**Given task:**
Can you pull out each line of the data below that includes the word "difference"?

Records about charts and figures
— START —
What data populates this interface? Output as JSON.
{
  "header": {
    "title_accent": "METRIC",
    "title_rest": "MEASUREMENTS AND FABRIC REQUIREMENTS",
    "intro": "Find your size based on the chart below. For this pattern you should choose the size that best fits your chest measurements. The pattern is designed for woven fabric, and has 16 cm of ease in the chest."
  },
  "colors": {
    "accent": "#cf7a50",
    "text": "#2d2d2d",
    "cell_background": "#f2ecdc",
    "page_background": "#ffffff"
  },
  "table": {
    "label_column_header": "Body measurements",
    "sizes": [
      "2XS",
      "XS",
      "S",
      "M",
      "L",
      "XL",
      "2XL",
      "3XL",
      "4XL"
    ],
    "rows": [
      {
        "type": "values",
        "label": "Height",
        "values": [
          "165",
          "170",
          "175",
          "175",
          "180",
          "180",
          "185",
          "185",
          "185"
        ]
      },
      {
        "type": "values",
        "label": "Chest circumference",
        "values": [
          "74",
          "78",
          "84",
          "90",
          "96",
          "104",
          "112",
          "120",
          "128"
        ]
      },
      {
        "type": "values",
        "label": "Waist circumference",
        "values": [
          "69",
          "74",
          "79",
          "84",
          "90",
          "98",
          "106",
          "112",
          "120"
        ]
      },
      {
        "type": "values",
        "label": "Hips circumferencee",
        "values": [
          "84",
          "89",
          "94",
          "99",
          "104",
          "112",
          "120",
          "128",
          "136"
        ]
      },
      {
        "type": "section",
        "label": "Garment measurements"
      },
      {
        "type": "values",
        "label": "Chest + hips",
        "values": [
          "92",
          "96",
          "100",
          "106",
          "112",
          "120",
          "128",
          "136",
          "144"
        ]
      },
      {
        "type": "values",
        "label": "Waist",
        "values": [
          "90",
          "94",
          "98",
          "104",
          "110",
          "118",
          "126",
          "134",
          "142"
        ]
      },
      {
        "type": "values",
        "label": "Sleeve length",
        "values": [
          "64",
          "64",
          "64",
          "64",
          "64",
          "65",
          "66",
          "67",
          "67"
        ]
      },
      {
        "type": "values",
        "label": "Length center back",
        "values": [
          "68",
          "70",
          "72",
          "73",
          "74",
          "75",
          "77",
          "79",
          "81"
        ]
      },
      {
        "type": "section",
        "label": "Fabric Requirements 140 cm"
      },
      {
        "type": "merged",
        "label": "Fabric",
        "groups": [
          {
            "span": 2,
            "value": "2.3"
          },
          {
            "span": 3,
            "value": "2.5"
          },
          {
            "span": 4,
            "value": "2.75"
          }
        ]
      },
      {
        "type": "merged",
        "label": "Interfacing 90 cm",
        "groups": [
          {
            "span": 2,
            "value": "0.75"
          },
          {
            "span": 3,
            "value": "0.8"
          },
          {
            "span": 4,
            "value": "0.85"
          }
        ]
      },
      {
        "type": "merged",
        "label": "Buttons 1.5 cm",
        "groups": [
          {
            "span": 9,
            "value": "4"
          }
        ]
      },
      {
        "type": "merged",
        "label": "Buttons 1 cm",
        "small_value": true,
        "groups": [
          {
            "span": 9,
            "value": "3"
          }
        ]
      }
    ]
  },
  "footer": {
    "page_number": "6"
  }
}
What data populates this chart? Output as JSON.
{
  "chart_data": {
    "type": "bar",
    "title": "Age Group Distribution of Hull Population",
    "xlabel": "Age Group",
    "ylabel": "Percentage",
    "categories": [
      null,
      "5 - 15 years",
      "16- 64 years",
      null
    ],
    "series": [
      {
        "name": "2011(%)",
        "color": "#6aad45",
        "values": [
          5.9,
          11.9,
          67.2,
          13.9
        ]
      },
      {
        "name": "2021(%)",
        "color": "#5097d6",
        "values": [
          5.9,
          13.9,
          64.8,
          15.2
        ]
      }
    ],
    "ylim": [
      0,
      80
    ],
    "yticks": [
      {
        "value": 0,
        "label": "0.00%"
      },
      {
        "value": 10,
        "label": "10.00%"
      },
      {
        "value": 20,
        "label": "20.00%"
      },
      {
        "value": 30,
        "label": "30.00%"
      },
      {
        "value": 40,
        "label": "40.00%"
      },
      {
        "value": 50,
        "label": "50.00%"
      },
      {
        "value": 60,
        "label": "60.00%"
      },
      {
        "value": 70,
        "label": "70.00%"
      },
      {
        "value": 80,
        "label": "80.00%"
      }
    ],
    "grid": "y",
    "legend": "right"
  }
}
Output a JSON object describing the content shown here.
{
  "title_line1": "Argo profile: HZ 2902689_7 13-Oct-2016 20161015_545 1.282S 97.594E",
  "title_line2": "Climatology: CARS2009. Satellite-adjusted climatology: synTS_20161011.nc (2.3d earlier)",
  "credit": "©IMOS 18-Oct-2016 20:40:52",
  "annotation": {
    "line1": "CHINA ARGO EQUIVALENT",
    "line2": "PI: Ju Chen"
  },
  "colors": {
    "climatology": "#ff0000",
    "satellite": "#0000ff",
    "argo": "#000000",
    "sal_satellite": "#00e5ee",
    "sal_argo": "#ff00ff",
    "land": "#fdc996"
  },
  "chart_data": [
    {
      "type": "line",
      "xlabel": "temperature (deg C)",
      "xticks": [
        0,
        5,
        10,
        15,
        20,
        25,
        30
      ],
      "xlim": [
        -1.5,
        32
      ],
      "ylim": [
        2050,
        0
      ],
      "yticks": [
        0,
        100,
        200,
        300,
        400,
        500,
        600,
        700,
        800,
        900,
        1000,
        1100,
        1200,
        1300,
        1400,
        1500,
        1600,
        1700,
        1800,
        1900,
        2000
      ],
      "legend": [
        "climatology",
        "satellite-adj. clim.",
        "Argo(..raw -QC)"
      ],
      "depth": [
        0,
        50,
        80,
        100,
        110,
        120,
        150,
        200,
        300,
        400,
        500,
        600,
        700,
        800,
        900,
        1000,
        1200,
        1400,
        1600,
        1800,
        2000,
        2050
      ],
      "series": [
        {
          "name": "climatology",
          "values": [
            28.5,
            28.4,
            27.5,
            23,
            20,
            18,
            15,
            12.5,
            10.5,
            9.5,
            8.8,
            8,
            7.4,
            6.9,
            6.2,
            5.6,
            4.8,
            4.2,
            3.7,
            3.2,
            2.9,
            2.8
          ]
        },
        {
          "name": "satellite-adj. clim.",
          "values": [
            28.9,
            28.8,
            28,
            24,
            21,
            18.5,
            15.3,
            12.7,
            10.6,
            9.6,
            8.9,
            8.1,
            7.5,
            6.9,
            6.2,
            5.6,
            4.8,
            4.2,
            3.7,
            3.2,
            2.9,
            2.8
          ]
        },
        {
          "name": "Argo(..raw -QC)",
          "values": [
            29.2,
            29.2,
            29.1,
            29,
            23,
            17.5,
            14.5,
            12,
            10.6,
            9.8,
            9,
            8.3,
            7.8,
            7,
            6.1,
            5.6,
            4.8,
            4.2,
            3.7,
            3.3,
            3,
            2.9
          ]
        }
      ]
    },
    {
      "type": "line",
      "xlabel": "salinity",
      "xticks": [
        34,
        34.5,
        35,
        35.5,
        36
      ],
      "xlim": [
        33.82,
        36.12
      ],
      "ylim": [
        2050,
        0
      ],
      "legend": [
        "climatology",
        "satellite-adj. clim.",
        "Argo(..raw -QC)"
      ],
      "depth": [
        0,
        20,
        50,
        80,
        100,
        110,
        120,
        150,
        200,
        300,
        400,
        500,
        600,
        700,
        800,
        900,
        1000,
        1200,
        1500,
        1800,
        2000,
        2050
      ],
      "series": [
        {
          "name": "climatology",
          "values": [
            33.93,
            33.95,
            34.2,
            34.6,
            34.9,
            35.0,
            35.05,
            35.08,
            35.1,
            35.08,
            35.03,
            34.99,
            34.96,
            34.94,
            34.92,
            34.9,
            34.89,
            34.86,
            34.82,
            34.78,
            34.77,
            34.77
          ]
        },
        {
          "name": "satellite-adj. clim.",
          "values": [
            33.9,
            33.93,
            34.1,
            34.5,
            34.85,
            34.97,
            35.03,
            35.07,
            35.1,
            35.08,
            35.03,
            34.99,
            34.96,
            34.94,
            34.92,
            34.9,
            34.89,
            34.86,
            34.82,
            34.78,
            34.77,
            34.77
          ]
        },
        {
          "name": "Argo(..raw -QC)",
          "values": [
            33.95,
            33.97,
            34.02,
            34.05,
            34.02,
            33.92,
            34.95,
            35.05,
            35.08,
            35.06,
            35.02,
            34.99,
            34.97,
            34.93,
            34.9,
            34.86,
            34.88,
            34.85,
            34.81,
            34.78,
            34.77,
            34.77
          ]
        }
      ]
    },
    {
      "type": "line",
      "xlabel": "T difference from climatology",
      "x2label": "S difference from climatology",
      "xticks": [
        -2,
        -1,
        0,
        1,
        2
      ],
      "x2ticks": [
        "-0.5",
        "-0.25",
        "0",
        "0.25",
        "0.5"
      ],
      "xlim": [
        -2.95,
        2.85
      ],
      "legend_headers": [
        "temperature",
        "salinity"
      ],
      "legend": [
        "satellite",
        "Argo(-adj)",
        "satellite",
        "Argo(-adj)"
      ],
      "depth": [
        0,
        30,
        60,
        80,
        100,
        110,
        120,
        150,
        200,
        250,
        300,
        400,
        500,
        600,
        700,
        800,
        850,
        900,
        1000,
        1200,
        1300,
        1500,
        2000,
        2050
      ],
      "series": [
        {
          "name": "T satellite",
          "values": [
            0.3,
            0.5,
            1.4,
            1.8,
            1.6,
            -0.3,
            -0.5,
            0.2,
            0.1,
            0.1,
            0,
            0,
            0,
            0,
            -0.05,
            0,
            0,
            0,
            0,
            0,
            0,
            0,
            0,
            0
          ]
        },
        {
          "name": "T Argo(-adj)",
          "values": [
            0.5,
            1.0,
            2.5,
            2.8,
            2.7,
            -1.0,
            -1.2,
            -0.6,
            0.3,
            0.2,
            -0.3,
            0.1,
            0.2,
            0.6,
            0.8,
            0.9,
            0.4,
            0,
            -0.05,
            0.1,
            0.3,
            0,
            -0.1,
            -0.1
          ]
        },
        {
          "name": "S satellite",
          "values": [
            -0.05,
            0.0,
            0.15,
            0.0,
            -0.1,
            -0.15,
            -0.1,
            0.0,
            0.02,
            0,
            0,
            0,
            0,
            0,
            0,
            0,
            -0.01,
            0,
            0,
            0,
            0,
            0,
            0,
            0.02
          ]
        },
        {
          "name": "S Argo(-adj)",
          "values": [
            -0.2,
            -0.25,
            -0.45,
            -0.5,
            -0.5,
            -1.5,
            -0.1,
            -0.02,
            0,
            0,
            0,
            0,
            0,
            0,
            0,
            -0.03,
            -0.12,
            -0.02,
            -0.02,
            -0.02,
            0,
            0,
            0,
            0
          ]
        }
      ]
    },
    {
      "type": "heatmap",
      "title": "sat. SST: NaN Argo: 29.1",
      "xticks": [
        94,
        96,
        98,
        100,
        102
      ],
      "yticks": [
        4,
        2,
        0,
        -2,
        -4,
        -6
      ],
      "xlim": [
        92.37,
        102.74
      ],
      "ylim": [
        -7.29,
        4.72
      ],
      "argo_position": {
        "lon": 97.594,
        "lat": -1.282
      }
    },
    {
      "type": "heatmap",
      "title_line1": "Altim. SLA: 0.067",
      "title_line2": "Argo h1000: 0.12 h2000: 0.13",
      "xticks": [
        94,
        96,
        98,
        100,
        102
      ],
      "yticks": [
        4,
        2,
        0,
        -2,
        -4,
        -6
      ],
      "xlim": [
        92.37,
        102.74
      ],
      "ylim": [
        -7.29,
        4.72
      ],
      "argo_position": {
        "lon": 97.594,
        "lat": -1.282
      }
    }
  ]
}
— END —
**Result below:**
      "xlabel": "T difference from climatology",
      "x2label": "S difference from climatology",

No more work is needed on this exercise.